* _Task data_
■ ■ ■ ■ ■
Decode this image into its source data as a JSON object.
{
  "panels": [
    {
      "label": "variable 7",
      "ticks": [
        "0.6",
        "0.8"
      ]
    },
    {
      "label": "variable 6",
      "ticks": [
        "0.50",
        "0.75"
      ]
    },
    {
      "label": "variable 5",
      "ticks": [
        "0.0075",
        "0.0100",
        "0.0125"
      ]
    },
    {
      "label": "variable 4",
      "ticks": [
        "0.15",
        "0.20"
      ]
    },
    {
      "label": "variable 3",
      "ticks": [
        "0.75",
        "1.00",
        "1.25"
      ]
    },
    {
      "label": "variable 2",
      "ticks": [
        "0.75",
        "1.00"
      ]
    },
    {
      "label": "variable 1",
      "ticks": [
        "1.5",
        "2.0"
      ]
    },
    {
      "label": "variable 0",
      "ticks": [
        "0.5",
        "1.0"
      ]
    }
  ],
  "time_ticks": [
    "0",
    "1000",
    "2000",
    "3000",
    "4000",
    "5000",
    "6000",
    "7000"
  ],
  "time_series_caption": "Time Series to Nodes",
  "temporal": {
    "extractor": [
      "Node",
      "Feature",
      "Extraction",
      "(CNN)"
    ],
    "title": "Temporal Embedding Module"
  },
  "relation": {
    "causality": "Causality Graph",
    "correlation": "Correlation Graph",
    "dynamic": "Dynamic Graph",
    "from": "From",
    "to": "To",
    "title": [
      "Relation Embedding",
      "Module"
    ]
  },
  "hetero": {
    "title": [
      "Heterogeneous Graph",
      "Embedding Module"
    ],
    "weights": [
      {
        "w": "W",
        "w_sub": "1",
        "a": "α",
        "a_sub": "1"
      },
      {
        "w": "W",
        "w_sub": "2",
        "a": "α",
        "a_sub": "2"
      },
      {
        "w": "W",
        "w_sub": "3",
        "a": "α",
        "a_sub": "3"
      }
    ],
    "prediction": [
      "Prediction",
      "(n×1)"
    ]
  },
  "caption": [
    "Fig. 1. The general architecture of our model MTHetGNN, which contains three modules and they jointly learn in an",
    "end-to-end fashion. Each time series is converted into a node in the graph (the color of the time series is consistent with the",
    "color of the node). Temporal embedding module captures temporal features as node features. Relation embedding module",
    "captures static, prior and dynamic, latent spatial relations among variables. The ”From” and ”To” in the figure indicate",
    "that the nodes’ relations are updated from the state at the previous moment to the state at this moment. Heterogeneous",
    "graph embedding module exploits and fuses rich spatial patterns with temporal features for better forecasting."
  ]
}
■ ■ ■ ■ ■
* _Aim_
Give back the whole listing exactly as it reads.

* _Answer_
Decode this image into its source data as a JSON object.
{
  "panels": [
    {
      "label": "variable 7",
      "ticks": [
        "0.6",
        "0.8"
      ]
    },
    {
      "label": "variable 6",
      "ticks": [
        "0.50",
        "0.75"
      ]
    },
    {
      "label": "variable 5",
      "ticks": [
        "0.0075",
        "0.0100",
        "0.0125"
      ]
    },
    {
      "label": "variable 4",
      "ticks": [
        "0.15",
        "0.20"
      ]
    },
    {
      "label": "variable 3",
      "ticks": [
        "0.75",
        "1.00",
        "1.25"
      ]
    },
    {
      "label": "variable 2",
      "ticks": [
        "0.75",
        "1.00"
      ]
    },
    {
      "label": "variable 1",
      "ticks": [
        "1.5",
        "2.0"
      ]
    },
    {
      "label": "variable 0",
      "ticks": [
        "0.5",
        "1.0"
      ]
    }
  ],
  "time_ticks": [
    "0",
    "1000",
    "2000",
    "3000",
    "4000",
    "5000",
    "6000",
    "7000"
  ],
  "time_series_caption": "Time Series to Nodes",
  "temporal": {
    "extractor": [
      "Node",
      "Feature",
      "Extraction",
      "(CNN)"
    ],
    "title": "Temporal Embedding Module"
  },
  "relation": {
    "causality": "Causality Graph",
    "correlation": "Correlation Graph",
    "dynamic": "Dynamic Graph",
    "from": "From",
    "to": "To",
    "title": [
      "Relation Embedding",
      "Module"
    ]
  },
  "hetero": {
    "title": [
      "Heterogeneous Graph",
      "Embedding Module"
    ],
    "weights": [
      {
        "w": "W",
        "w_sub": "1",
        "a": "α",
        "a_sub": "1"
      },
      {
        "w": "W",
        "w_sub": "2",
        "a": "α",
        "a_sub": "2"
      },
      {
        "w": "W",
        "w_sub": "3",
        "a": "α",
        "a_sub": "3"
      }
    ],
    "prediction": [
      "Prediction",
      "(n×1)"
    ]
  },
  "caption": [
    "Fig. 1. The general architecture of our model MTHetGNN, which contains three modules and they jointly learn in an",
    "end-to-end fashion. Each time series is converted into a node in the graph (the color of the time series is consistent with the",
    "color of the node). Temporal embedding module captures temporal features as node features. Relation embedding module",
    "captures static, prior and dynamic, latent spatial relations among variables. The ”From” and ”To” in the figure indicate",
    "that the nodes’ relations are updated from the state at the previous moment to the state at this moment. Heterogeneous",
    "graph embedding module exploits and fuses rich spatial patterns with temporal features for better forecasting."
  ]
}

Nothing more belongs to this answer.